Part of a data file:
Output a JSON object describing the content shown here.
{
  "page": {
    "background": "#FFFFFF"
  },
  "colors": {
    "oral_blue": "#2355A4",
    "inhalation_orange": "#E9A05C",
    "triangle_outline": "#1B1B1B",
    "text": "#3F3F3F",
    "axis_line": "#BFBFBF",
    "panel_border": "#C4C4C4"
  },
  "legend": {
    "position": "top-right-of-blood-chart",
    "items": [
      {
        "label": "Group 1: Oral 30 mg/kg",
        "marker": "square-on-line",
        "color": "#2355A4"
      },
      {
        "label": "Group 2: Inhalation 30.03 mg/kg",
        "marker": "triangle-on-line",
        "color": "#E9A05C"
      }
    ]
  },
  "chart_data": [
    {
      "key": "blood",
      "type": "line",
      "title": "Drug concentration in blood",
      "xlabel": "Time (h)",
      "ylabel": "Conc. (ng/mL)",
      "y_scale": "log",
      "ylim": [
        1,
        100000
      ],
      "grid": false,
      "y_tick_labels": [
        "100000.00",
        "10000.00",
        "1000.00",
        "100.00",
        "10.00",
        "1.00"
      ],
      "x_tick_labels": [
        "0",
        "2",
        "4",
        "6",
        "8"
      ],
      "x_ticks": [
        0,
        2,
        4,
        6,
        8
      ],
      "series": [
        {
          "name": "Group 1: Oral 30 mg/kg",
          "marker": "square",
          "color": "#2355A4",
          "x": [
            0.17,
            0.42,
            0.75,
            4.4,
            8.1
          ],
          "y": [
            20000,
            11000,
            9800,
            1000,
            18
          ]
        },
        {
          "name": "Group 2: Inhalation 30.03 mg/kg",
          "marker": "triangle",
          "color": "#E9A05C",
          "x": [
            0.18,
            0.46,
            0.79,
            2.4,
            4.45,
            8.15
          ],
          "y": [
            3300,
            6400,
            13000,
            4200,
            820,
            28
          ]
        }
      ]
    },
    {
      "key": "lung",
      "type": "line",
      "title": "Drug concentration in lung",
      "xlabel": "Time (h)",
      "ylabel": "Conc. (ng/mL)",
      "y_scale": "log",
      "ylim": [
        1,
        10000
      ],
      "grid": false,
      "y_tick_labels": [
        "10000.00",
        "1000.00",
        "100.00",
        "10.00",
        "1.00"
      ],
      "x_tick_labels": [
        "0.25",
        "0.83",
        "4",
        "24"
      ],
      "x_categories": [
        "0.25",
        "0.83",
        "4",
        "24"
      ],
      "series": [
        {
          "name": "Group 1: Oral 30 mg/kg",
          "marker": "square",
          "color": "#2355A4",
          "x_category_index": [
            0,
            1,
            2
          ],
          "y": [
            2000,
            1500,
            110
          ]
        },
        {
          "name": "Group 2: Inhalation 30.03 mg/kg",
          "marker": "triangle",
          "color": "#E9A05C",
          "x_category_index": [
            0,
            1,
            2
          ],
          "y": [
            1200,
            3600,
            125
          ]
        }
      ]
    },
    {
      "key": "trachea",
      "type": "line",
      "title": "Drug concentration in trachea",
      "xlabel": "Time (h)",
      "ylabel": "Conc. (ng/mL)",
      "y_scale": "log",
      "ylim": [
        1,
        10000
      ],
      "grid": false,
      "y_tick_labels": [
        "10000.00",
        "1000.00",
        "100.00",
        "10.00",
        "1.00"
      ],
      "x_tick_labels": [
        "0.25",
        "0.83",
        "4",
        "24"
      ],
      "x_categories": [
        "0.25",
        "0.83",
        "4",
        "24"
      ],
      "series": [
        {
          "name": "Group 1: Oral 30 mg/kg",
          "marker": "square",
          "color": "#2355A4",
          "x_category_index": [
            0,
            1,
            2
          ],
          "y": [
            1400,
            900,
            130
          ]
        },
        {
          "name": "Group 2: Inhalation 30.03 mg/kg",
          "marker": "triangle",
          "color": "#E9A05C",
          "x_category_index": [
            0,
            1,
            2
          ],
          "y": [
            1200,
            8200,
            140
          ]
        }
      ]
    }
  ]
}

→ Task description: Scan the listing above and copy all lines containing the word "trachea".

→ Written response:
      "key": "trachea",
      "title": "Drug concentration in trachea",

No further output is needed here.